# Working data

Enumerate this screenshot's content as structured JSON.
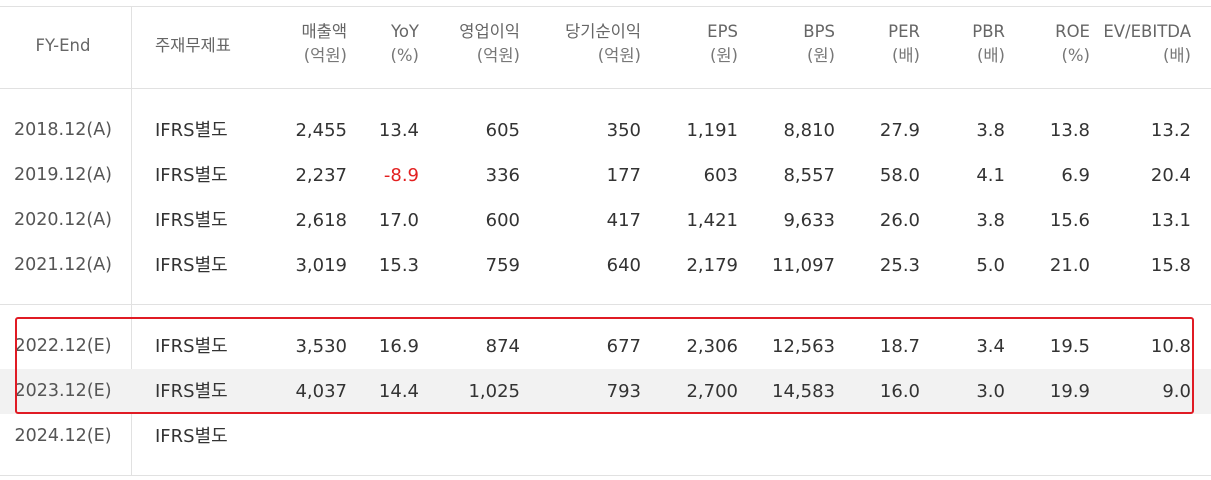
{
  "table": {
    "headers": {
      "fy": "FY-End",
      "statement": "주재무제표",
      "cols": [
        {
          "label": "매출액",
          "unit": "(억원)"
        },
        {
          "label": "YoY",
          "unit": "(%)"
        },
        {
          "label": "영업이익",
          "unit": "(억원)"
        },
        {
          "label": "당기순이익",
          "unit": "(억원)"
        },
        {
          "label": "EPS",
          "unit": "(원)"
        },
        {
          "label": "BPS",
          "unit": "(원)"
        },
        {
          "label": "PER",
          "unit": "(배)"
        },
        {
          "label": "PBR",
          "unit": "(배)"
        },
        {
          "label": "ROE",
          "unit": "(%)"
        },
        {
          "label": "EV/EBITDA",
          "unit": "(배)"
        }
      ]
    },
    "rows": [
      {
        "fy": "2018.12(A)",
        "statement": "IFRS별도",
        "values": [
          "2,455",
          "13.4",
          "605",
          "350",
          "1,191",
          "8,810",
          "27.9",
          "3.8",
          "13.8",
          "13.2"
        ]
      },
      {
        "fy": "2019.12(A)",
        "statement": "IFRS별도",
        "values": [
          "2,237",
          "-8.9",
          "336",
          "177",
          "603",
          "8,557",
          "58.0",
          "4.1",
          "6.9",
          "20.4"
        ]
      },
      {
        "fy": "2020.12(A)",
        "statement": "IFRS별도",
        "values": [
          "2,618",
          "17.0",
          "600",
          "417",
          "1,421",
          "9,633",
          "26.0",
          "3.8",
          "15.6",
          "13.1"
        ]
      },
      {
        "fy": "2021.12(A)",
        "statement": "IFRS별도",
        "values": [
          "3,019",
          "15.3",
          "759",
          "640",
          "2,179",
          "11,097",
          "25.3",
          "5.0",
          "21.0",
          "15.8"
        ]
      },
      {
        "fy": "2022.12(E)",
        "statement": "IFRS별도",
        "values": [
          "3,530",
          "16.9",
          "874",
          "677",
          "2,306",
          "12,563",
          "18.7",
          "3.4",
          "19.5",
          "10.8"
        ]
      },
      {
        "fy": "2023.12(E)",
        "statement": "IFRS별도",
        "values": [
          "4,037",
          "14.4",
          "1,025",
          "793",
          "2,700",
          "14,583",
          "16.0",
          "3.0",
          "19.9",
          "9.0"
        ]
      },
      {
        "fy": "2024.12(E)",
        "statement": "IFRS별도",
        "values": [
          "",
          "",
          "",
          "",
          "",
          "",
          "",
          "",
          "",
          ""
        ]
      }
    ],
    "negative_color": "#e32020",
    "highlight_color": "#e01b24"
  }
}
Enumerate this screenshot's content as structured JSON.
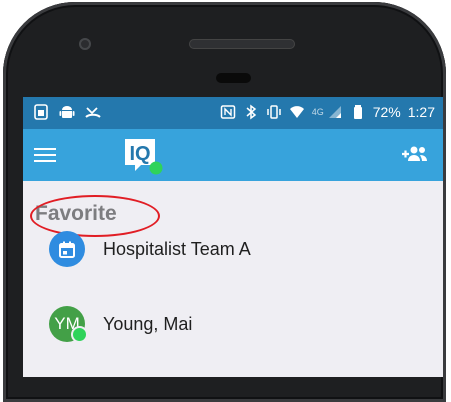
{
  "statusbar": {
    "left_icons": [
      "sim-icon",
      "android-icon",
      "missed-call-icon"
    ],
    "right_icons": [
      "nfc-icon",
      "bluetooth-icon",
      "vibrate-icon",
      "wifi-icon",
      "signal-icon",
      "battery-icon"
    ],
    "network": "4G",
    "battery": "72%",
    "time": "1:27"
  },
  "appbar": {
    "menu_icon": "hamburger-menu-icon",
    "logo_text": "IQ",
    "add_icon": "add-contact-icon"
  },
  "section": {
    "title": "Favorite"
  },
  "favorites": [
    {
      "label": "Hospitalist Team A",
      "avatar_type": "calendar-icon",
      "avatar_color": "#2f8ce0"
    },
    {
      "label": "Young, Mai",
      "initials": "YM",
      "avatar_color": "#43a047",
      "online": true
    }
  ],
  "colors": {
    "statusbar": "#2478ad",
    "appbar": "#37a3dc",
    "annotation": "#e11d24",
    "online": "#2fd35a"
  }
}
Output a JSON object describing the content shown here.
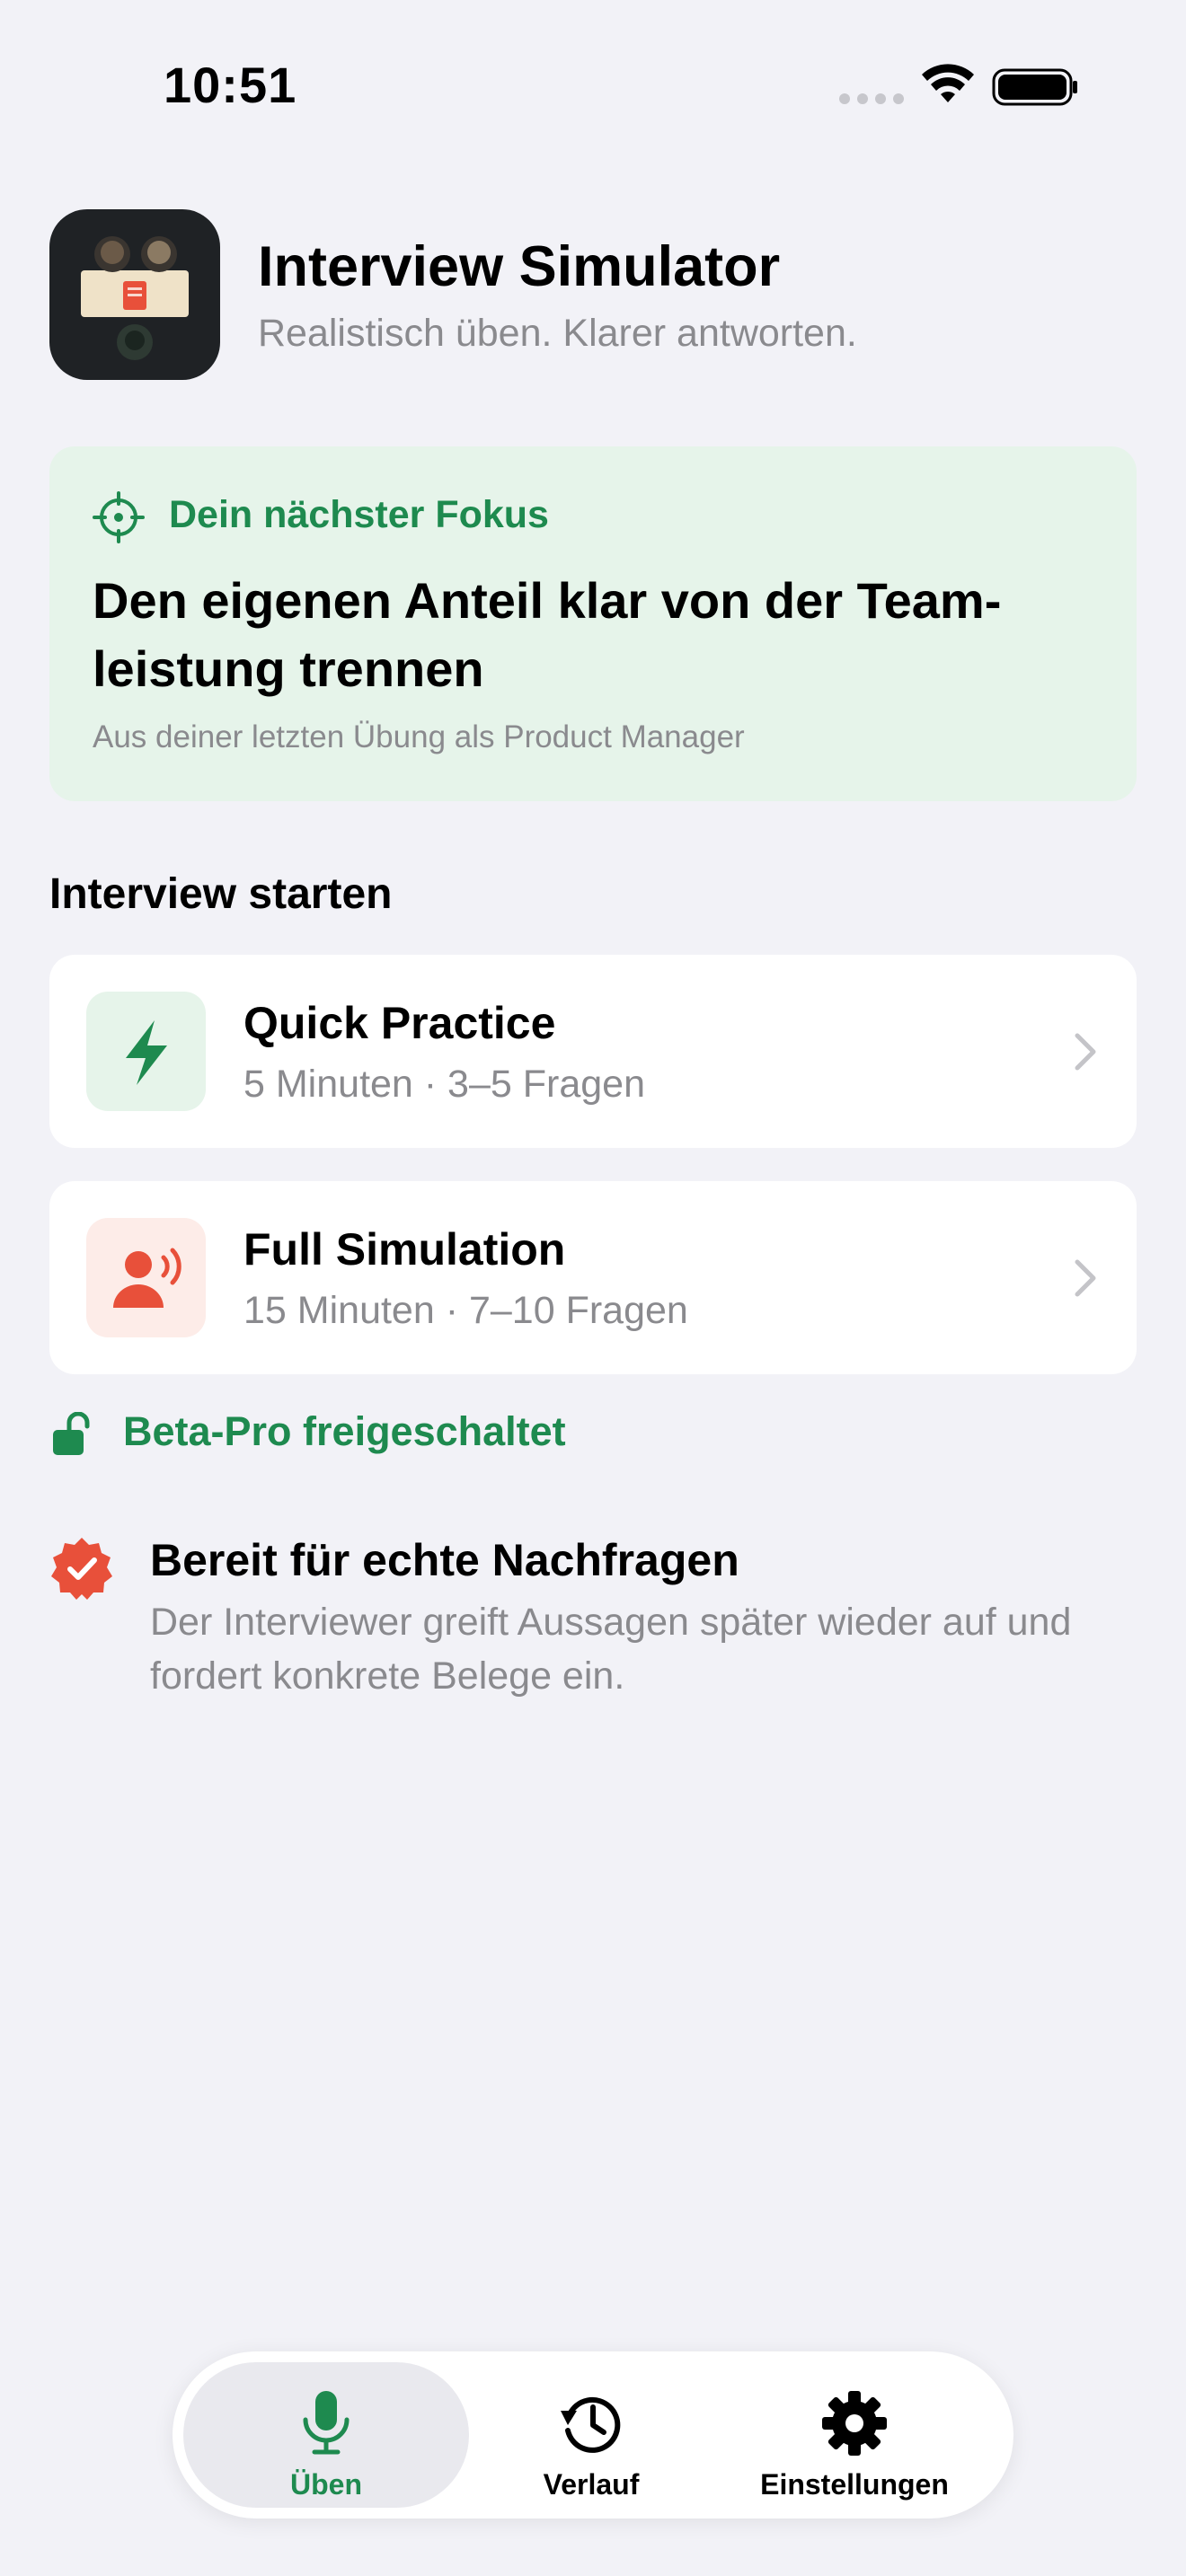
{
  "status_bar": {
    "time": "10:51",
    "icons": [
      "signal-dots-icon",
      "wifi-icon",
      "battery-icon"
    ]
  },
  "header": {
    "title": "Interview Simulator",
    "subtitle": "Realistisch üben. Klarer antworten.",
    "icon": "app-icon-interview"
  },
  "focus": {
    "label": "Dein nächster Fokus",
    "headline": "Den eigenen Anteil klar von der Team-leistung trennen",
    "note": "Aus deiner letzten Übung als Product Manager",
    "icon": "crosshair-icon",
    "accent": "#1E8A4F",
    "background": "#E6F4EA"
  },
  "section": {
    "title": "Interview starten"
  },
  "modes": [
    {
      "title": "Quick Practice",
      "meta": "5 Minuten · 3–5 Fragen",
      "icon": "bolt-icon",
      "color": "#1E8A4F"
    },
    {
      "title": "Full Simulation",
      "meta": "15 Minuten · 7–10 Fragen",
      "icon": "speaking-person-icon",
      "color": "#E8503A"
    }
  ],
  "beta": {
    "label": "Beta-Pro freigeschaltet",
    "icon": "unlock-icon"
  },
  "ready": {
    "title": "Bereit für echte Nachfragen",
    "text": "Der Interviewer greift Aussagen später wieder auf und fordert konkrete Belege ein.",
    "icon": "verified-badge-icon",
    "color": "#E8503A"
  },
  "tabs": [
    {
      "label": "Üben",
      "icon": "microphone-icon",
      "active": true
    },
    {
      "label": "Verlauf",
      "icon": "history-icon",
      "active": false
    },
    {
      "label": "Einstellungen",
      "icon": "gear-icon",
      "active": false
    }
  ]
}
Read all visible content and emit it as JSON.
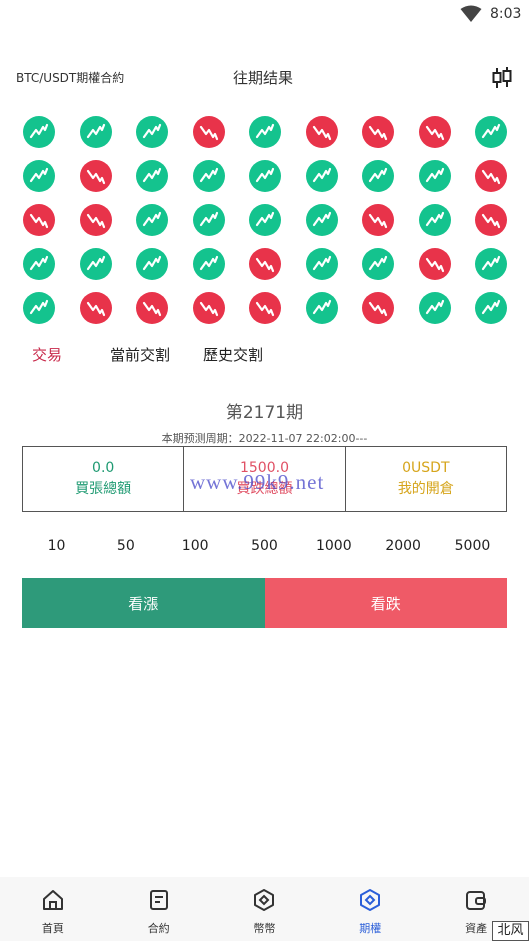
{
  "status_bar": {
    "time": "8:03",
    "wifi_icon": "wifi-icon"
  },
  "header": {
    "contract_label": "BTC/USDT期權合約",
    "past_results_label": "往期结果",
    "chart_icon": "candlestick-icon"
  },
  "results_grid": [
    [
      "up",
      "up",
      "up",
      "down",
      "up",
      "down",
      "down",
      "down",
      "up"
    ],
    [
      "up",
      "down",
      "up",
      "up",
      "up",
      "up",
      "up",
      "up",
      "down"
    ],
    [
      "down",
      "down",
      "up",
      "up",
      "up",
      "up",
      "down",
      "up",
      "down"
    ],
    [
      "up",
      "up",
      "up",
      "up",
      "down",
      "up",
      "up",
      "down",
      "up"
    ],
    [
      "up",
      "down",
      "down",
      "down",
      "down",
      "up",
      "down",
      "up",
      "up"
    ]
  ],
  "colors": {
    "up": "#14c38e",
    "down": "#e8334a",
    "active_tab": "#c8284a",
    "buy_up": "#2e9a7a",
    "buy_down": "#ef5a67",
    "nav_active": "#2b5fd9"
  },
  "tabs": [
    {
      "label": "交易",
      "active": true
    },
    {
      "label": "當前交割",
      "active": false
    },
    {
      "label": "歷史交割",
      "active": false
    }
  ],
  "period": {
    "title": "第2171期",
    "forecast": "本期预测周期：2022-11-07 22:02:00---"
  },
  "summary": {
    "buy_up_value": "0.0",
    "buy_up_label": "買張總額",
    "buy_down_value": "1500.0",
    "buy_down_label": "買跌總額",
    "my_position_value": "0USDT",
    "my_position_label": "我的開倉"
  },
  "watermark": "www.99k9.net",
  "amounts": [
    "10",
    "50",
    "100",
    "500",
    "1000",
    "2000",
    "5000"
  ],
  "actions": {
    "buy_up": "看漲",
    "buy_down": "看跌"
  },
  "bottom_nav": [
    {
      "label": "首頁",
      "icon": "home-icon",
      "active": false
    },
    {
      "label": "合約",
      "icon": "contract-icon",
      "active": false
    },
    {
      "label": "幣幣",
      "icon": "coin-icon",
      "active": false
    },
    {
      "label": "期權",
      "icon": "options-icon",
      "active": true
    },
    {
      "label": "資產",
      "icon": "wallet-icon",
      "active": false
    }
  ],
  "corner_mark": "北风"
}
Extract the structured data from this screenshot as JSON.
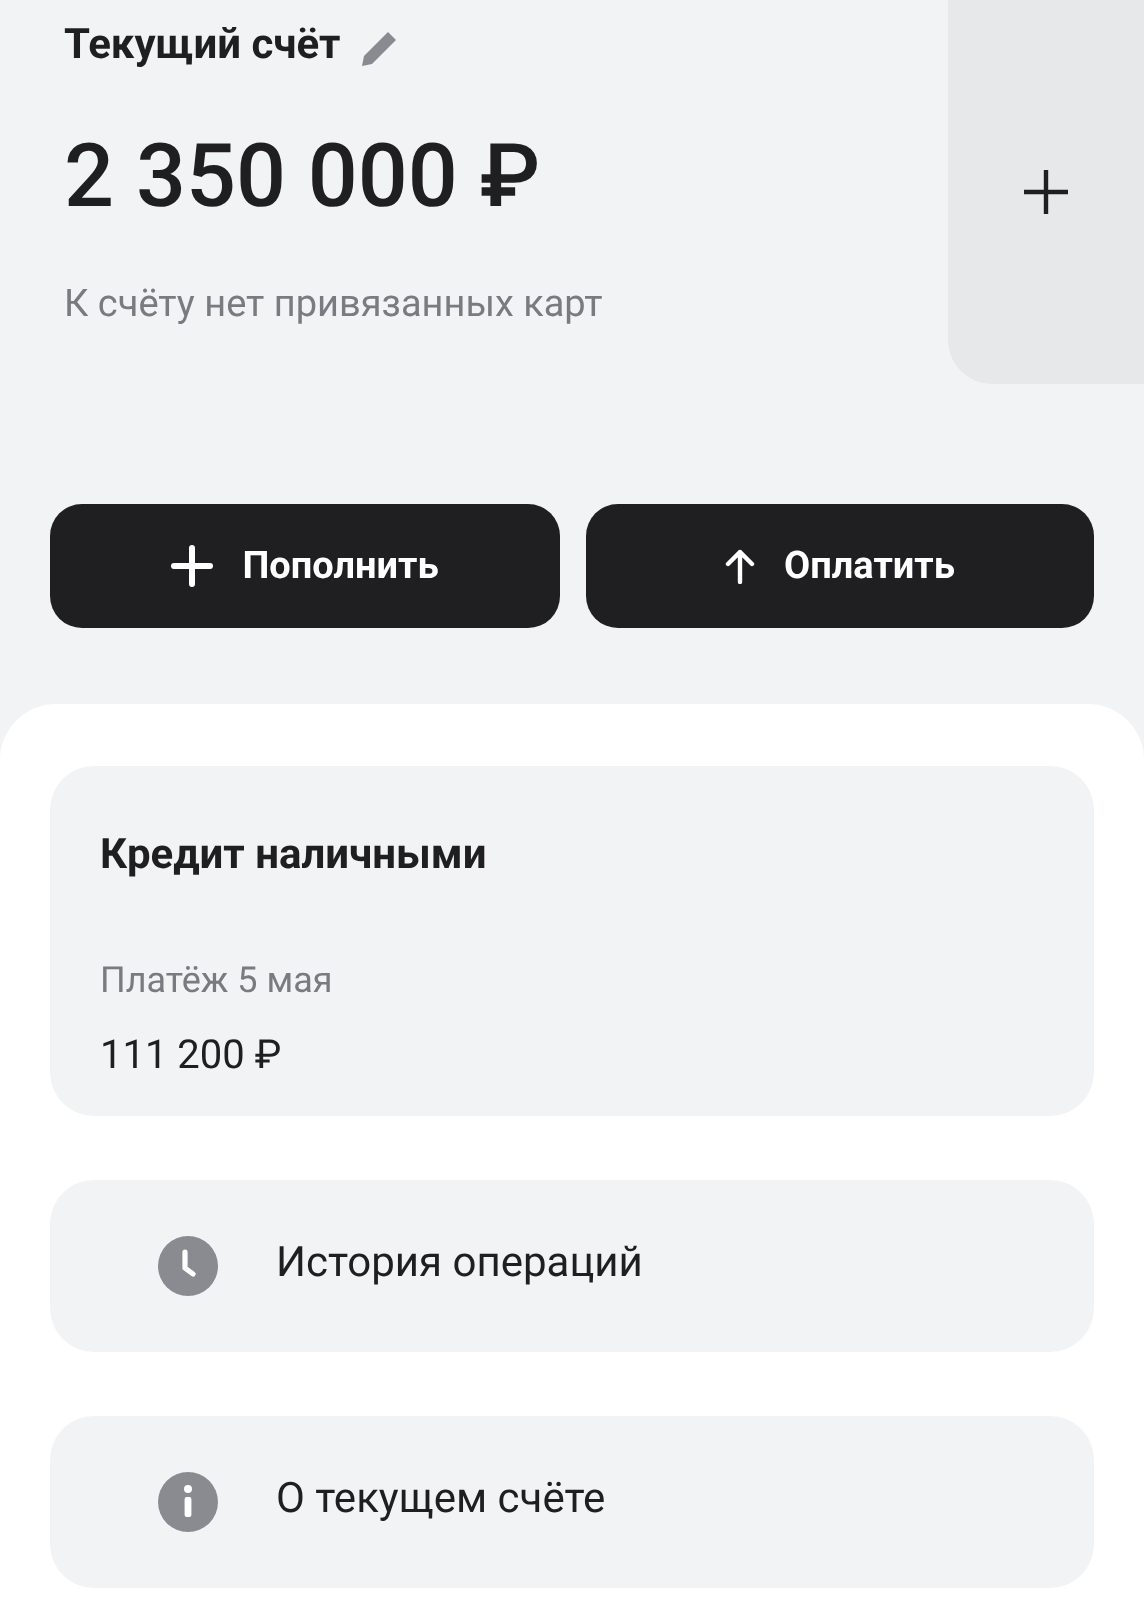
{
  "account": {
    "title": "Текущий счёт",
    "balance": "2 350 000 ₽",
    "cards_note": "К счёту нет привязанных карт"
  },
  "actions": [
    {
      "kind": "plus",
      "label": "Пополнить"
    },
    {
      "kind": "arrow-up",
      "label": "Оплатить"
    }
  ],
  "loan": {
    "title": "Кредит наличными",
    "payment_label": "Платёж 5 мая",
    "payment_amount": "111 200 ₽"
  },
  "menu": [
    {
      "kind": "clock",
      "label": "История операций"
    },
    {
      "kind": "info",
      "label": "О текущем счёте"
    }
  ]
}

# What is required
Gather all the lines that include the word "Team" and copy them out.

# Completed task
      "label": "Hospitalist Team A",
    "headline": "Den eigenen Anteil klar von der Team-leistung trennen",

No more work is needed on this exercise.